Problem to work on: In the comment thread about Abbie the cat below, what did the vet say about Abbie at the first visit? Please answer in one sentence.

Selected passage:
·····
Say, whoever owns abbiesayrelax
, can we talk? I wanna see what we can do to get things going again.
I seem to remember platys
doing it maybe?
And yeah, it would be cool if it updated again, though it hasn't been killing me to go and check the site every couple-three days just in case there's an update. But then I get all WAH WAH WAH when I realize there was a new entry and it was a whole DAY ago and I didn't READ it yet.
P.S. ABBIE R000000000LZ
|Date:||August 5th, 2004 07:08 am (UTC)|| |
Yeah, I made abbiesayrelax, but I don't own it. But, I had to use a third party site to create the feed, since blogger didn't have an rss feed at the time. If you send me the link to the actual blogger rss feed, I'll email livejournal, and they can update it for us.
|Date:||August 5th, 2004 07:14 am (UTC)|| |
Nevermind, I found it. livejournal can update the feed for us. :)
Excellent! Thank you very much!
|Date:||August 6th, 2004 06:53 am (UTC)|| |
They updated the URL overnight. which now means everyone's friends list is full of abbie goodness. Yay!
I love Abbie's blog too. I also thought he was a girl cat, because of the name. Always get a bit tense when the big guy has to go to the vet though.
The picture of Abbie and Martha as kittens is lovely, it's funny that they used to be the same size. AbbieKitten looked an awful lot like Tory's cat Kocic. I don't think she got enough to eat as a kitten (she was 6 months old when she was adopted through the shelter) because at 4 years old she is still tiny and kitten-looking.
The misconception of Abbie's gender goes back a long way. The cats were described as being two girls, by the scary family who provided them. But then, at the first visit, the vet unceremoniously lifted up Abbie (at the time, short for Abigail) by the rump and said, "Uh, this one is a boy." Abbie became no longer short for Abigail, and it was decided that the de-gonading would take place as early as possible, lest Abbie and Martha repeat the tragic, shameful mistakes of their parents (also siblings).
Lookit the wee baby kitties!
|Date:||August 5th, 2004 06:21 am (UTC)|| |
HOLY CRAP - Abbie the cat made it onto Wonkette!!!
- Dave S.
|Date:||August 5th, 2004 11:15 am (UTC)|| |
I'm with you, Kes. Maybe once I stop going "awwww" I can say something coherent.
|Date:||August 5th, 2004 06:16 pm (UTC)|| |
having just been introduced to Abby and Martha's blog I just have to say
OH MY GOD!!! does it get any better then this?
|Date:||August 6th, 2004 10:17 am (UTC)|| |
you are too cool for words.
as you know, i'm rather jaded (i guess this is how i ended up on the bbs-that-shall-not-be-named in the first place).
but reading about cat town (i still haven't read too much of it directly, especially when stuff keeps gets posted in places i frequent) makes me feel pretty glad to sorta-know you.
sorta-know? is that a real word? like usetacould?
gah. i'm starting to blabber. you know what i'm trying to say.
·····
Data supplied:
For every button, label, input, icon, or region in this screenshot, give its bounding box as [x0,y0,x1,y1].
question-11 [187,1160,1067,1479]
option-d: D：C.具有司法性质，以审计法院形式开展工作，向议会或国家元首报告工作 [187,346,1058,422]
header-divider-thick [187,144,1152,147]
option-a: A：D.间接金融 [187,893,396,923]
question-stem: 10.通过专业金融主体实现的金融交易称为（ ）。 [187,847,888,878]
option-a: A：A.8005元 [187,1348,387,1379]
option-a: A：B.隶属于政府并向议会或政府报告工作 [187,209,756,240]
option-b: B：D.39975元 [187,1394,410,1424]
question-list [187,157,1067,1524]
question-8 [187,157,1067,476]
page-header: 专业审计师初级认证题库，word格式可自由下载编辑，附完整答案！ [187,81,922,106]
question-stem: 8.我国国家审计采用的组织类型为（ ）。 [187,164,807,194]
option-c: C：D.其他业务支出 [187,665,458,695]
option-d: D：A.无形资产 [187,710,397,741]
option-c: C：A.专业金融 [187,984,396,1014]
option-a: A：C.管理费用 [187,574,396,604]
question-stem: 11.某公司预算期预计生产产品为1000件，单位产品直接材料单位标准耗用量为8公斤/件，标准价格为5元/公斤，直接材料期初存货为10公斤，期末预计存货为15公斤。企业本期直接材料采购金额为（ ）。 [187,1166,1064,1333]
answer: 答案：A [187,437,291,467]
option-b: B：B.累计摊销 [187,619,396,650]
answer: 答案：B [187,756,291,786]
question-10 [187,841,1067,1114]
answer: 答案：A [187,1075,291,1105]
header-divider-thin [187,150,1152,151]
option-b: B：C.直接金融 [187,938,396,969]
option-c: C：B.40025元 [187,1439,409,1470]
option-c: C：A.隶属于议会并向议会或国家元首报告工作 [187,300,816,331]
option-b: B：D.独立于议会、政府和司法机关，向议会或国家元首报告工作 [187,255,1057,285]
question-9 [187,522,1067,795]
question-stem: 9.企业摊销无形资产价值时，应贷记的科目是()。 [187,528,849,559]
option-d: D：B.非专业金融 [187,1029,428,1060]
·····
Answer below: The vet said, "Uh, this one is a boy."